=== MATERIAL ===

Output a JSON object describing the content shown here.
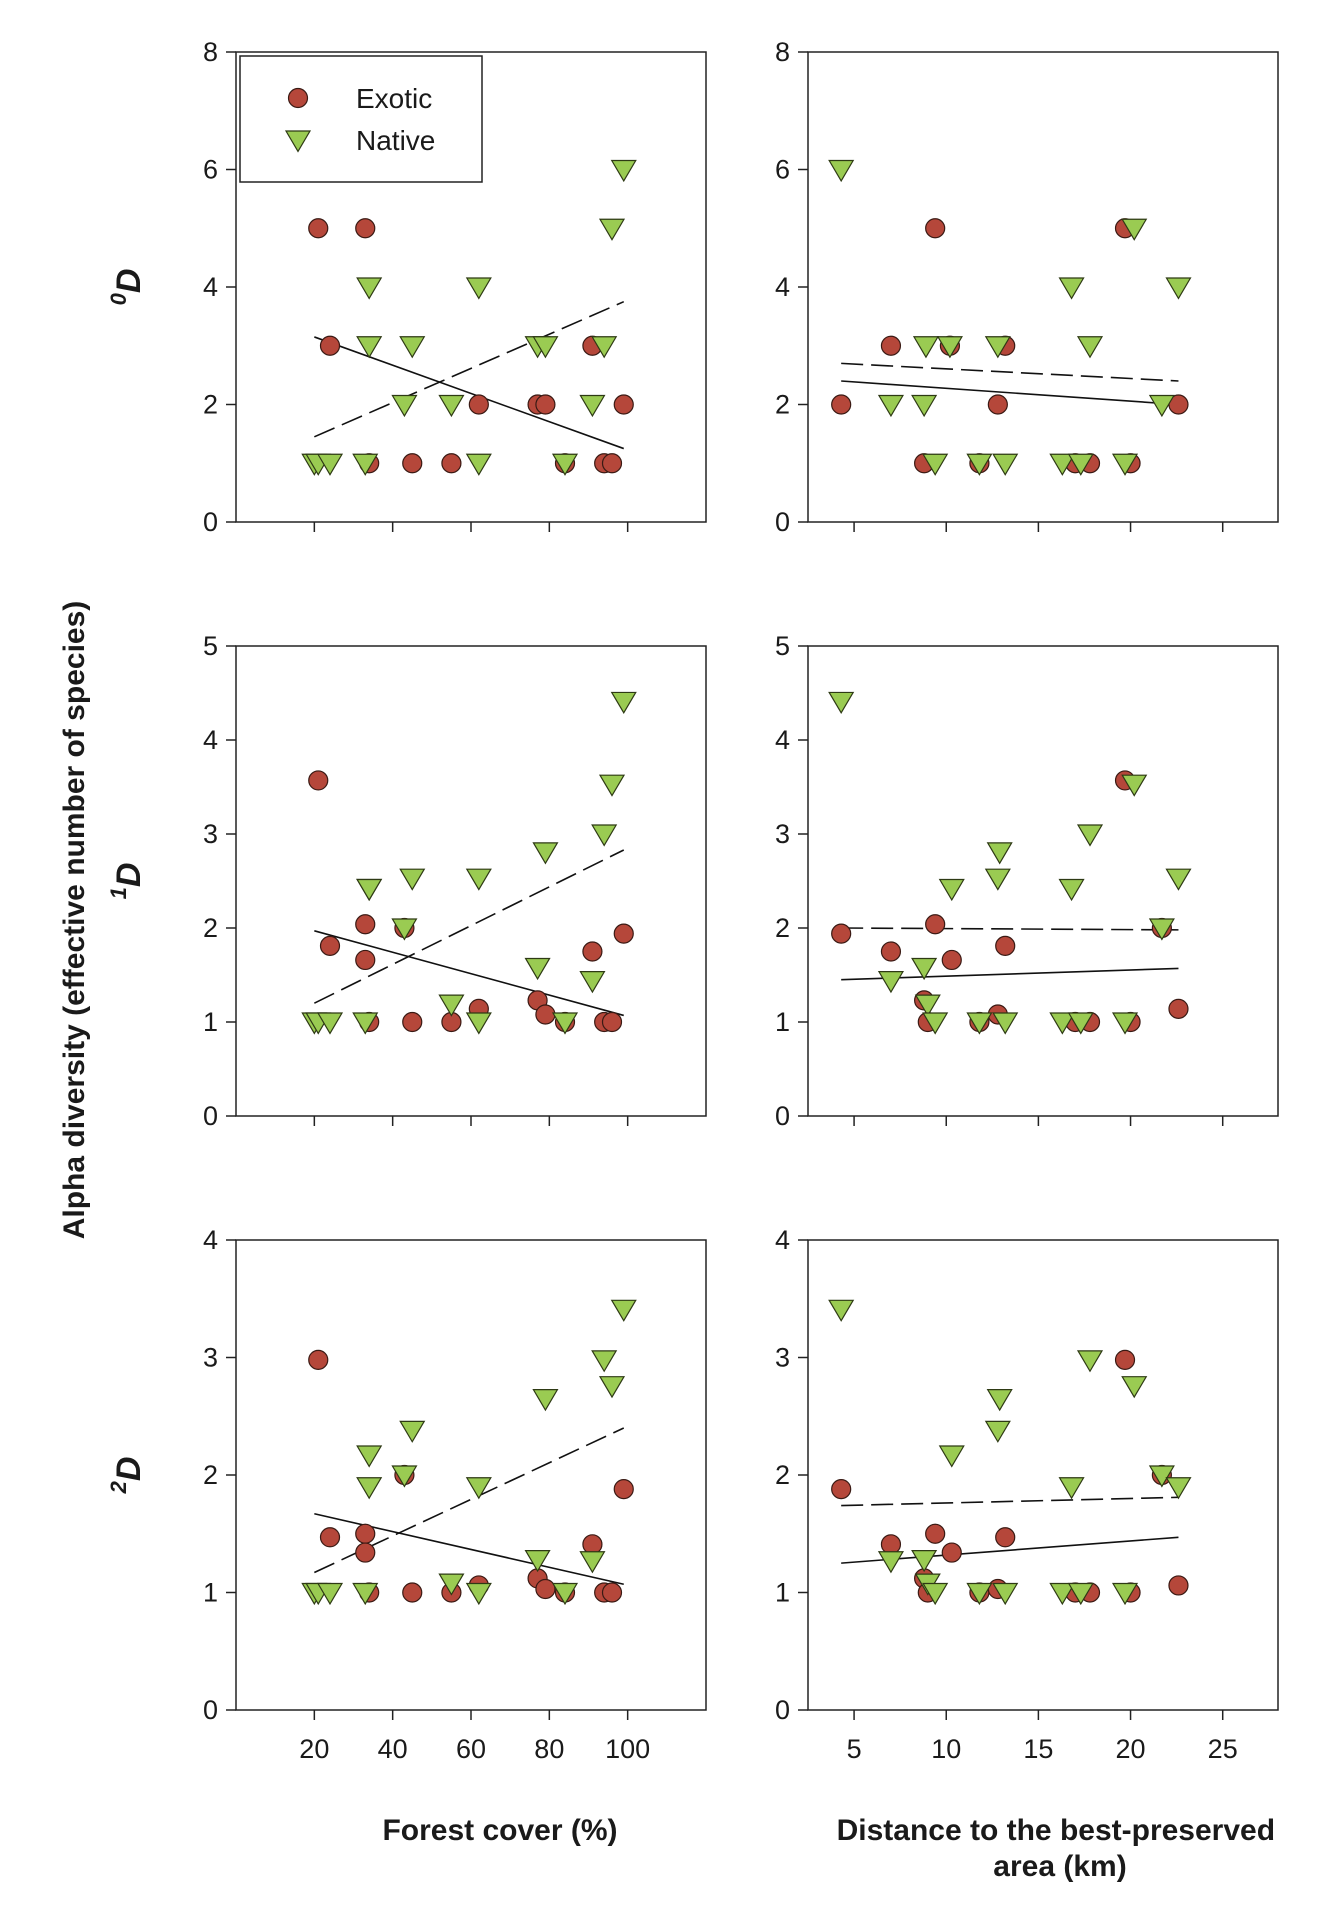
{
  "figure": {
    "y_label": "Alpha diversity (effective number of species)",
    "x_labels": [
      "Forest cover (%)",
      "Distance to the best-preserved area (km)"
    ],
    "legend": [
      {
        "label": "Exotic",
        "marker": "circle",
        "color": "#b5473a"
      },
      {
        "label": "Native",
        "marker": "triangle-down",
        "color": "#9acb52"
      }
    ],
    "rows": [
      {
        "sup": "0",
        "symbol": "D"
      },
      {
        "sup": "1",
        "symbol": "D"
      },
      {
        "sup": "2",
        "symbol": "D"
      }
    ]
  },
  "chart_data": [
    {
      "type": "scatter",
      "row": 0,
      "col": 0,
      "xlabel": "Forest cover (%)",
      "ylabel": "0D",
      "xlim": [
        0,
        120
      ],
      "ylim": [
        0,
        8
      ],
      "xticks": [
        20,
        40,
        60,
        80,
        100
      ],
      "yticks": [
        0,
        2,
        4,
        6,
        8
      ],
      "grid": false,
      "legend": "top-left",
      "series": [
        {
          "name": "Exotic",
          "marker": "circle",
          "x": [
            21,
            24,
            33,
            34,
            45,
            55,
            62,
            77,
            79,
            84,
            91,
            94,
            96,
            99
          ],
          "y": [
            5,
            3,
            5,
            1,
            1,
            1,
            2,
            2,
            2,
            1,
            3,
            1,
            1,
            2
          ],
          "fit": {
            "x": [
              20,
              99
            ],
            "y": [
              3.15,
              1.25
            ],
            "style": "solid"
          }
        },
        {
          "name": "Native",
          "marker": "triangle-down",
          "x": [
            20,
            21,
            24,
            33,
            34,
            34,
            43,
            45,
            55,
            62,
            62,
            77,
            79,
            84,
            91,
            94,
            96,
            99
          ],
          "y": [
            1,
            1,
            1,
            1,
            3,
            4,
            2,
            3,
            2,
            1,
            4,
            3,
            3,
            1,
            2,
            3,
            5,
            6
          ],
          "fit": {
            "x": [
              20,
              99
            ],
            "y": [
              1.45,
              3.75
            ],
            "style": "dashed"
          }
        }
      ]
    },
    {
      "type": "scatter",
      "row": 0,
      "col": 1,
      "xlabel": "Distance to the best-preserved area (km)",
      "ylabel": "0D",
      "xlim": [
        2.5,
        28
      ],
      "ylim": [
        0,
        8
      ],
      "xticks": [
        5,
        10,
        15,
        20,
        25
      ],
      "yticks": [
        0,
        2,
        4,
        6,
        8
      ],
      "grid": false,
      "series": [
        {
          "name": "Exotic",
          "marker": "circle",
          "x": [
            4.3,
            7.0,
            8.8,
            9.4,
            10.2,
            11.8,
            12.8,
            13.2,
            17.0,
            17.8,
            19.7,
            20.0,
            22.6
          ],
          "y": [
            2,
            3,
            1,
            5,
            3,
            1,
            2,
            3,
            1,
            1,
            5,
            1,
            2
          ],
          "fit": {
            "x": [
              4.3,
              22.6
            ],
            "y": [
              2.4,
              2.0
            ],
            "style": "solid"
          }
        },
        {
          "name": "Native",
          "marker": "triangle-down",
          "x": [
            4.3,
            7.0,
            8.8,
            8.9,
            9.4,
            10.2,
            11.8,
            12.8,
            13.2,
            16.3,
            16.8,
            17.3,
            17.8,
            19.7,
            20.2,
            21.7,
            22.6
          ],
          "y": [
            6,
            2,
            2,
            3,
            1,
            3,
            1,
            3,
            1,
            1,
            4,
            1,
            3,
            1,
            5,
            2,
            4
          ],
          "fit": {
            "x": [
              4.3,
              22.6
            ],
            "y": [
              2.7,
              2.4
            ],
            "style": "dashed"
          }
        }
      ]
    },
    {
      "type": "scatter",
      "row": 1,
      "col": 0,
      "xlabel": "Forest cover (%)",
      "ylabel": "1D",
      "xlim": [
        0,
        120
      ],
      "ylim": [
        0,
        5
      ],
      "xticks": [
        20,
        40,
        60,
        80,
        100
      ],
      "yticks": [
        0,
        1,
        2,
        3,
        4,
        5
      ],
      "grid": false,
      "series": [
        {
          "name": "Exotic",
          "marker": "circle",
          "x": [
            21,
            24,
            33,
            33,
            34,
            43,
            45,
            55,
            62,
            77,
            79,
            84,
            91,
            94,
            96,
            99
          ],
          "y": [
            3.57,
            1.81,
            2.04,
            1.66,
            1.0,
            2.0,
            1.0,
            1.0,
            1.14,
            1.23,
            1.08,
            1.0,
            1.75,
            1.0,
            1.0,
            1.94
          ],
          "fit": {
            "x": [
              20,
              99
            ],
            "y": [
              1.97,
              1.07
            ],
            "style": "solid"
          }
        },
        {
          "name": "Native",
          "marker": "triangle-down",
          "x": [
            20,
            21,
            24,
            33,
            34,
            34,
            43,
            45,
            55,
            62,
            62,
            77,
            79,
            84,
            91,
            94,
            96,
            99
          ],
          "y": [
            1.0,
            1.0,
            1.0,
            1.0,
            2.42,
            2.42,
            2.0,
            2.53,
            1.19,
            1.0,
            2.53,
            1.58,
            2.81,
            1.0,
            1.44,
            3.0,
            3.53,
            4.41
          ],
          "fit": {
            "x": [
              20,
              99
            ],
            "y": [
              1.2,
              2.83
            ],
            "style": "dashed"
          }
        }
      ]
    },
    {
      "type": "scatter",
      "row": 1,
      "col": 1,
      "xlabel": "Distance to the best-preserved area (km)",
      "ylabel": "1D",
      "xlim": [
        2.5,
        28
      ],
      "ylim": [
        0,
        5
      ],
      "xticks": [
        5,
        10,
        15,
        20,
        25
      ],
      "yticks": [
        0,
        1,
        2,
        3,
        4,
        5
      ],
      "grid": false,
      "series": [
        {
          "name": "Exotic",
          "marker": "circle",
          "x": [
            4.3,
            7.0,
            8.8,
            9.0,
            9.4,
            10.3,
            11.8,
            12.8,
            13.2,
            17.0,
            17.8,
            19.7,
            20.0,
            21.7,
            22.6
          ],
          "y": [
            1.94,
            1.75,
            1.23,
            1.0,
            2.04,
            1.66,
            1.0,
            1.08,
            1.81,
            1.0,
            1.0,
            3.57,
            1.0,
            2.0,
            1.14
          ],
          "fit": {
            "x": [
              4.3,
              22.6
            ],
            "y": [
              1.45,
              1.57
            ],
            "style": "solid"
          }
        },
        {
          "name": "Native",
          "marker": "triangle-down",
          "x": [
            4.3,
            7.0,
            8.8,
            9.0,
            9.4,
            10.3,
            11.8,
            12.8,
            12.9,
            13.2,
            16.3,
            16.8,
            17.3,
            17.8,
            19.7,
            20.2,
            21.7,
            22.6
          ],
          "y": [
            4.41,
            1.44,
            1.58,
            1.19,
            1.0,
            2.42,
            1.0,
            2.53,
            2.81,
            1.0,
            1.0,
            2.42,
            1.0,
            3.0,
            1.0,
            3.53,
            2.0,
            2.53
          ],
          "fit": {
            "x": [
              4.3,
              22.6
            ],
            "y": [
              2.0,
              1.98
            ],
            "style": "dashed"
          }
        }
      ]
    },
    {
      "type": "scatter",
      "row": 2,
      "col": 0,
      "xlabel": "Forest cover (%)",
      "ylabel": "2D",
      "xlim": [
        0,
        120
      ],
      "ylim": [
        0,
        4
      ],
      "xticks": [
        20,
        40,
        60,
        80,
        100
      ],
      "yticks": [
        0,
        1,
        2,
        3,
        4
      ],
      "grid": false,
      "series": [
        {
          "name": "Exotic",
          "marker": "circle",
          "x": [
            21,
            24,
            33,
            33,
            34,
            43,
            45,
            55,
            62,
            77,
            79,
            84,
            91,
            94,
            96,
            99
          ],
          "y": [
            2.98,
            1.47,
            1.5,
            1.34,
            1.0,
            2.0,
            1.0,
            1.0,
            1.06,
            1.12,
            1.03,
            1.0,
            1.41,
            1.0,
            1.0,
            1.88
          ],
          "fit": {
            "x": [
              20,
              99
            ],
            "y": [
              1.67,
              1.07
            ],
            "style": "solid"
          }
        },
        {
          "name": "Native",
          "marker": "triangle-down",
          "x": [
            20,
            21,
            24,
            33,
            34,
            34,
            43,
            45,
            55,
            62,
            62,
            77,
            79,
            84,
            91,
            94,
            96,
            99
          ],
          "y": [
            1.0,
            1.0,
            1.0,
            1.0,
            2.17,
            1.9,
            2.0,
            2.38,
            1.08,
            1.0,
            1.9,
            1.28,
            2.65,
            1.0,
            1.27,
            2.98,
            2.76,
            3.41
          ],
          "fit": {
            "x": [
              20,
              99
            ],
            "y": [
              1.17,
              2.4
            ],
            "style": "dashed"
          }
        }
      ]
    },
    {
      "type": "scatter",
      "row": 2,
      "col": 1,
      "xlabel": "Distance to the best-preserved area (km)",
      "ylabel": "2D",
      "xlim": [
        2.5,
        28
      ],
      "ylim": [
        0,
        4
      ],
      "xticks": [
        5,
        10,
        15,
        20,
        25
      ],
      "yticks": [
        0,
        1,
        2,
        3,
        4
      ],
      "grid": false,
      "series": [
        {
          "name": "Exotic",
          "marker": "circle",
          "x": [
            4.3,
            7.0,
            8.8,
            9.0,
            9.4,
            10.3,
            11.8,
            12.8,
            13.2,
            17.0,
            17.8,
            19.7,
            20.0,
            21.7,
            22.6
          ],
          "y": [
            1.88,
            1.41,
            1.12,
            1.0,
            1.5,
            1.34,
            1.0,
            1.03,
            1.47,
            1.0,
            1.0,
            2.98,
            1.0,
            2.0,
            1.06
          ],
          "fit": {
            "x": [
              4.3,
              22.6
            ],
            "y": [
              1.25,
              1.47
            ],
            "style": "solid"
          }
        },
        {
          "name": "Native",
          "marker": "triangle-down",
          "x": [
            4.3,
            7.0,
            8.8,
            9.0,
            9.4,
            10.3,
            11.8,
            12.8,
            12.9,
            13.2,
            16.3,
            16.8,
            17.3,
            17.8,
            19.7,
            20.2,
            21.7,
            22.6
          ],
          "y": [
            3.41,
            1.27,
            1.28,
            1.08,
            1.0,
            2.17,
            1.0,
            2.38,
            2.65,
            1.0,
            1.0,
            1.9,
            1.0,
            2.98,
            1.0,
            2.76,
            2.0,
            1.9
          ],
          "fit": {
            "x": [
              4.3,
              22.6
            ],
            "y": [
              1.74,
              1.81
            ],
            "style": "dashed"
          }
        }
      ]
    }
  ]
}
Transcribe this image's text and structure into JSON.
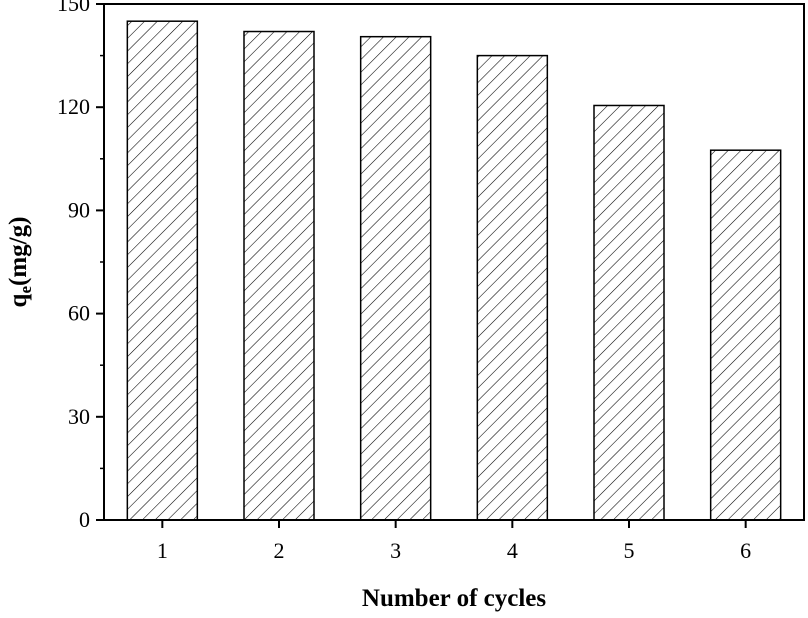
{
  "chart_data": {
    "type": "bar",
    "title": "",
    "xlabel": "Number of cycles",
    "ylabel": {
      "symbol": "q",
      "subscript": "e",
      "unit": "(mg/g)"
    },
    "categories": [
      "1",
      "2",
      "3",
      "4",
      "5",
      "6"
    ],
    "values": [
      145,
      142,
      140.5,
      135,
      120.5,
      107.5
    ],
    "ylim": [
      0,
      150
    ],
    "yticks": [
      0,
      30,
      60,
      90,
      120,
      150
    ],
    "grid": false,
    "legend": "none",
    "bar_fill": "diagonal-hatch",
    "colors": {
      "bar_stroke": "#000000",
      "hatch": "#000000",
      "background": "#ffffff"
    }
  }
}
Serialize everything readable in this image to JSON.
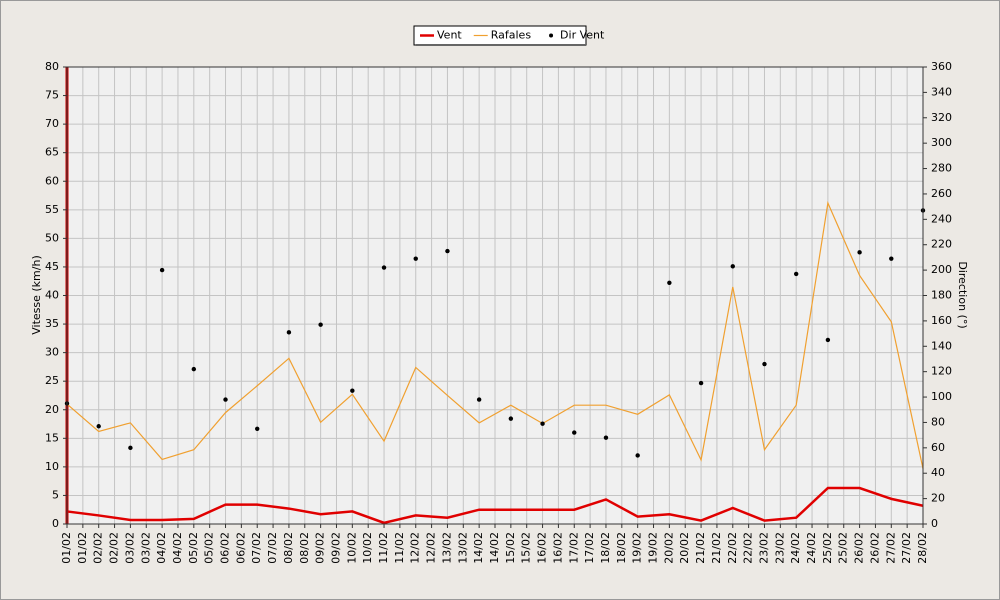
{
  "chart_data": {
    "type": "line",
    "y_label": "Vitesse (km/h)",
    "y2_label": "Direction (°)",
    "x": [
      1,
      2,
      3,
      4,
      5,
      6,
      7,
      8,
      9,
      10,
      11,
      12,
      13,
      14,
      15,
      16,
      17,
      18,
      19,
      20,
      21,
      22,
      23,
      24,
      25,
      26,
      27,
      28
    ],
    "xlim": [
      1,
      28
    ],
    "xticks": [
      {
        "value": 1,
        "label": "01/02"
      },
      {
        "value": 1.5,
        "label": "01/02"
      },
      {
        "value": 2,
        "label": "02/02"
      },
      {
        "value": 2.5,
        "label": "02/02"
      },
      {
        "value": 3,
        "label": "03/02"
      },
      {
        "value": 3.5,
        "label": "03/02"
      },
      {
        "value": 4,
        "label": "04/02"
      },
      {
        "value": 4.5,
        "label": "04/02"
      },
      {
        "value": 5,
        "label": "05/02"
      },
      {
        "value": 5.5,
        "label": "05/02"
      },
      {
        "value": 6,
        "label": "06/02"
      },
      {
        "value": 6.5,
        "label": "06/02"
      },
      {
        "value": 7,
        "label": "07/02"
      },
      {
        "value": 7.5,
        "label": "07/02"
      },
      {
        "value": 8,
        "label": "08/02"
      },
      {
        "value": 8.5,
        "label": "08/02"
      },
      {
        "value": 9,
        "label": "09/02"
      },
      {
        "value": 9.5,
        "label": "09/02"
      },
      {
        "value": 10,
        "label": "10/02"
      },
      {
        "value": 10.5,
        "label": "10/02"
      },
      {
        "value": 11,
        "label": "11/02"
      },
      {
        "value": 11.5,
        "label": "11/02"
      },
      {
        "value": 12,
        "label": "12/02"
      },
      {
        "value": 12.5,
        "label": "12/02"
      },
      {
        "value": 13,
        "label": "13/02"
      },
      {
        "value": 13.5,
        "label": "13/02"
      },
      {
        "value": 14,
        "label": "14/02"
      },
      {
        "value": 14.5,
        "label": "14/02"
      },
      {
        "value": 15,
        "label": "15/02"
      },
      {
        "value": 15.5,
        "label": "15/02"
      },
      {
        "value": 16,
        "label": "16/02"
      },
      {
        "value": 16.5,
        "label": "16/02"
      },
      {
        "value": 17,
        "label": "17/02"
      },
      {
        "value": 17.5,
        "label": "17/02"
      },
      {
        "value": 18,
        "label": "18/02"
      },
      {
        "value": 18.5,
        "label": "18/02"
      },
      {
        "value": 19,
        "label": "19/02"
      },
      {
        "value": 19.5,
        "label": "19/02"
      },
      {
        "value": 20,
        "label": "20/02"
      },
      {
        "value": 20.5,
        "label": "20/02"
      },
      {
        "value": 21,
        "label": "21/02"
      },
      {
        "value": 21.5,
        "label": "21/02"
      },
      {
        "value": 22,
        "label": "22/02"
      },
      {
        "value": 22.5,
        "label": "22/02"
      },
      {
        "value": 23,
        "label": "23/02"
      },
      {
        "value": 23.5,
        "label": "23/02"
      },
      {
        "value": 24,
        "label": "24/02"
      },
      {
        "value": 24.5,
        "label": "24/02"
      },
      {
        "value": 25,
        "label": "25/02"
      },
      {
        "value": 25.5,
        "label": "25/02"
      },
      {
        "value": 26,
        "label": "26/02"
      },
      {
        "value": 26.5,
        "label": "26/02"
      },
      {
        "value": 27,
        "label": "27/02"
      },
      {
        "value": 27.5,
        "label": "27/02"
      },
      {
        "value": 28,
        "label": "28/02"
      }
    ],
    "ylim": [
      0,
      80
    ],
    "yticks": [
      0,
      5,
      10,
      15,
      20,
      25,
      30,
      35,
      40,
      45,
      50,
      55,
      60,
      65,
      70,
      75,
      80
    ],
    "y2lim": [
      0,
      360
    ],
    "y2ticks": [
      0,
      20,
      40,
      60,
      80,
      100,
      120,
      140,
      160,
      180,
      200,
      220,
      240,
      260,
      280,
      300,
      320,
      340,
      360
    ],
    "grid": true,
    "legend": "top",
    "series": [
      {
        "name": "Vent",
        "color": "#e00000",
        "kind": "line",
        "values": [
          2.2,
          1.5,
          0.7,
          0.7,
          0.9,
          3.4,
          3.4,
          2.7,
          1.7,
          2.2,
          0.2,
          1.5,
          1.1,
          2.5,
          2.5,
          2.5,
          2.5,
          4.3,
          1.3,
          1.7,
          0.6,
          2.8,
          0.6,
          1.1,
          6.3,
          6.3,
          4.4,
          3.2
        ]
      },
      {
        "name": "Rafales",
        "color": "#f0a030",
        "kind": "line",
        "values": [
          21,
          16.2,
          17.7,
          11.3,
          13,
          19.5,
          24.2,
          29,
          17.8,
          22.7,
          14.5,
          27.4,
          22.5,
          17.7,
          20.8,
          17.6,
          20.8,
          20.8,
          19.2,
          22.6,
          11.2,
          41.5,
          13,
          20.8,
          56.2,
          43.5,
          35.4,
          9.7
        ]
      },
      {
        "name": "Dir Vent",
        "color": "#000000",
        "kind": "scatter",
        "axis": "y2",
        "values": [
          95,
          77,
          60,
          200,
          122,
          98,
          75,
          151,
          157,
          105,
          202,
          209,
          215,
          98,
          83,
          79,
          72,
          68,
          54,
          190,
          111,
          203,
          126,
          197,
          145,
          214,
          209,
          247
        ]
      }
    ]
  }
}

===

DO THIS:
Scan the listing above. Gather each line that contains the word "hatch".

RESULT FOR THIS EXERCISE:
    "bar_fill": "diagonal-hatch",
      "hatch": "#000000",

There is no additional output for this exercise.